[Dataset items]
◇ ◇ ◇ ◇ ◇ ◇ ◇

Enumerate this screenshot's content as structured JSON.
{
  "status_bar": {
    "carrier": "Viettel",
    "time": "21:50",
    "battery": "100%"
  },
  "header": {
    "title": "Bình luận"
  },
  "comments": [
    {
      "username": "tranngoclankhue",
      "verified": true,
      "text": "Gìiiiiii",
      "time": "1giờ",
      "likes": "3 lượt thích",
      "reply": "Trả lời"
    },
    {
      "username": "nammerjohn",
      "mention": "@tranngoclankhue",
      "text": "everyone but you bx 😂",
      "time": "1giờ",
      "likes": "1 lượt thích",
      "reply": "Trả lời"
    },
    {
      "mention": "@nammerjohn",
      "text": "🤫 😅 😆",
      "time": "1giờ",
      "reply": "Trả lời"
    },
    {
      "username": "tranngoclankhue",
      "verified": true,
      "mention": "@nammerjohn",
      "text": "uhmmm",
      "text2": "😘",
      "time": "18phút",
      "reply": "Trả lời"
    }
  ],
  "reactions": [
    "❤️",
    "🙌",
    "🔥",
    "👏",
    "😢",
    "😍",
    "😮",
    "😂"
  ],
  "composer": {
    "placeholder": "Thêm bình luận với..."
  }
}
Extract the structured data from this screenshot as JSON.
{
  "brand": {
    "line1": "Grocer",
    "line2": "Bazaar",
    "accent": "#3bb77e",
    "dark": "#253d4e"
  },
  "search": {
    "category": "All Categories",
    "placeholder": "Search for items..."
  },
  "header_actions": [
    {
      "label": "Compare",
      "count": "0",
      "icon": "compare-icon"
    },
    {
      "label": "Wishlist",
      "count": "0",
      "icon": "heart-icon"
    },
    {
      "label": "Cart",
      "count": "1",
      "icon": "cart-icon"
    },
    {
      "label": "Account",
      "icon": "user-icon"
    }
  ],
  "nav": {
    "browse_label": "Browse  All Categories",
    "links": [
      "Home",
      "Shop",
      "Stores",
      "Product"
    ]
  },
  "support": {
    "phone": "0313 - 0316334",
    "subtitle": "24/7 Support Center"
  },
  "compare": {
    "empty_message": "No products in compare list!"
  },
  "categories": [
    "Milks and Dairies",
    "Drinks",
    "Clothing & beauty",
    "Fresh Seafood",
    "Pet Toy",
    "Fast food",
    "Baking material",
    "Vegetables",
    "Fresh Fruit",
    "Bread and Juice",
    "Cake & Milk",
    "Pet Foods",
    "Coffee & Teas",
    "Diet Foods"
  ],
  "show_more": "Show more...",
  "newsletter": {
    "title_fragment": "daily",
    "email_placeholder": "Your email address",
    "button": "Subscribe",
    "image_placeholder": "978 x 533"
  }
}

◇ ◇ ◇ ◇ ◇ ◇ ◇

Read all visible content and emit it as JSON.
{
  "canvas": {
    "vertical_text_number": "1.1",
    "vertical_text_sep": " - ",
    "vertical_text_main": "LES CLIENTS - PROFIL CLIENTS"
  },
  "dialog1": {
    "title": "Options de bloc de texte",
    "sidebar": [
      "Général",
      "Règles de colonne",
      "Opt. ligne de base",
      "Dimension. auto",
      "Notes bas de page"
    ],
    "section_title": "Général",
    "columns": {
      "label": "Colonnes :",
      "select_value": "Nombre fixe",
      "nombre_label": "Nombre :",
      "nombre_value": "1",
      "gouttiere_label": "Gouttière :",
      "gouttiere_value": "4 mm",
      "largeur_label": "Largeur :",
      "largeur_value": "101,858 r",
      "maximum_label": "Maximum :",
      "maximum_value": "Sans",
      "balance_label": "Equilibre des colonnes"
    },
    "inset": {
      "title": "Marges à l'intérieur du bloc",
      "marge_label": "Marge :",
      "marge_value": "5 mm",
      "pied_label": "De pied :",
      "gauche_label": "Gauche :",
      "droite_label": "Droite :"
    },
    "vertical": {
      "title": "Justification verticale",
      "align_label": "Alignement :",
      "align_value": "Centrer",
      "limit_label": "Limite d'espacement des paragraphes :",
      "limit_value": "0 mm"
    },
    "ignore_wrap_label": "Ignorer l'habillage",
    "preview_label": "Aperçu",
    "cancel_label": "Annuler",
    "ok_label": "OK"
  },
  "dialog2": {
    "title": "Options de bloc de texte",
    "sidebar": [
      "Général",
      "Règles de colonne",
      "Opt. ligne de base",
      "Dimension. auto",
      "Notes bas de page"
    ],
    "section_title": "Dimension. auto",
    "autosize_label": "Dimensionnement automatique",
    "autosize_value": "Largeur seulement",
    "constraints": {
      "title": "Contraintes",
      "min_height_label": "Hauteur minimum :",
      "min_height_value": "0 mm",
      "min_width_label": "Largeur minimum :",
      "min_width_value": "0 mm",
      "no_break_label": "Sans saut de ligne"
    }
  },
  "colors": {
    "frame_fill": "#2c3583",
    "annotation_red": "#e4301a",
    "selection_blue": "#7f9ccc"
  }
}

◇ ◇ ◇ ◇ ◇ ◇ ◇

Pick out the lines containing the string "structured" and show them.

▸ **ANSWER IN FULL**
Enumerate this screenshot's content as structured JSON.
Extract the structured data from this screenshot as JSON.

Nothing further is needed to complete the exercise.